What is asked |
Lines before the one containing "Decode this image" are excluded. Repeat that line and every line after it, exactly.

>> BEGIN Information shown

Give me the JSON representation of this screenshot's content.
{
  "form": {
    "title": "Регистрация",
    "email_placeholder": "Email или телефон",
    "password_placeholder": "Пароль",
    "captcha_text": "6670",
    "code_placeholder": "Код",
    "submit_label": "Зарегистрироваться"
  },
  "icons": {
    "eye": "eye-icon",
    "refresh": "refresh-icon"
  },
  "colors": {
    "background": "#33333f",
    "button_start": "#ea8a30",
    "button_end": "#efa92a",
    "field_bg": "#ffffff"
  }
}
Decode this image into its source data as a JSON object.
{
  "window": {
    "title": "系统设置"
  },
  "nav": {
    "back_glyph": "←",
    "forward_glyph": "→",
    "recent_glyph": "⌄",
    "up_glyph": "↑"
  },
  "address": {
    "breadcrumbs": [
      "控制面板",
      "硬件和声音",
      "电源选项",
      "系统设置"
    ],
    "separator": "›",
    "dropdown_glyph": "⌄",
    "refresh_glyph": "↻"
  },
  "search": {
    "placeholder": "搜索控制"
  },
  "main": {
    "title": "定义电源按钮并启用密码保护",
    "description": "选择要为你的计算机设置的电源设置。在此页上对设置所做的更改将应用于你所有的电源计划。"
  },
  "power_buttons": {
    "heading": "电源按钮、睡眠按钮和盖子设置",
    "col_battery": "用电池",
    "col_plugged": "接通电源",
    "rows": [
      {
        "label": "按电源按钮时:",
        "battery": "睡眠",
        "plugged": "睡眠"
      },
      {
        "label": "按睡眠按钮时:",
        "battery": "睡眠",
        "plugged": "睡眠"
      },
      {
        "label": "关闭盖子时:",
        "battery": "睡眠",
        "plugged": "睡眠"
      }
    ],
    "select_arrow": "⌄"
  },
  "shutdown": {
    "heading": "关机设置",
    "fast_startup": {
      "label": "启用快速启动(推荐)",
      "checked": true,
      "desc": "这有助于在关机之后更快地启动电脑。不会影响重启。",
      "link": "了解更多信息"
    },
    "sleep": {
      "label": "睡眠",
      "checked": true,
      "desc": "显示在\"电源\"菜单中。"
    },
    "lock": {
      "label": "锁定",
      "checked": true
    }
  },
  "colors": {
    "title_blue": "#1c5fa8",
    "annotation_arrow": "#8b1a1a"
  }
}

>> END Information shown

Exercise solution |
Decode this image into its source data as a JSON object.
{
  "window": {
    "title": "系统设置"
  },
  "nav": {
    "back_glyph": "←",
    "forward_glyph": "→",
    "recent_glyph": "⌄",
    "up_glyph": "↑"
  },
  "address": {
    "breadcrumbs": [
      "控制面板",
      "硬件和声音",
      "电源选项",
      "系统设置"
    ],
    "separator": "›",
    "dropdown_glyph": "⌄",
    "refresh_glyph": "↻"
  },
  "search": {
    "placeholder": "搜索控制"
  },
  "main": {
    "title": "定义电源按钮并启用密码保护",
    "description": "选择要为你的计算机设置的电源设置。在此页上对设置所做的更改将应用于你所有的电源计划。"
  },
  "power_buttons": {
    "heading": "电源按钮、睡眠按钮和盖子设置",
    "col_battery": "用电池",
    "col_plugged": "接通电源",
    "rows": [
      {
        "label": "按电源按钮时:",
        "battery": "睡眠",
        "plugged": "睡眠"
      },
      {
        "label": "按睡眠按钮时:",
        "battery": "睡眠",
        "plugged": "睡眠"
      },
      {
        "label": "关闭盖子时:",
        "battery": "睡眠",
        "plugged": "睡眠"
      }
    ],
    "select_arrow": "⌄"
  },
  "shutdown": {
    "heading": "关机设置",
    "fast_startup": {
      "label": "启用快速启动(推荐)",
      "checked": true,
      "desc": "这有助于在关机之后更快地启动电脑。不会影响重启。",
      "link": "了解更多信息"
    },
    "sleep": {
      "label": "睡眠",
      "checked": true,
      "desc": "显示在\"电源\"菜单中。"
    },
    "lock": {
      "label": "锁定",
      "checked": true
    }
  },
  "colors": {
    "title_blue": "#1c5fa8",
    "annotation_arrow": "#8b1a1a"
  }
}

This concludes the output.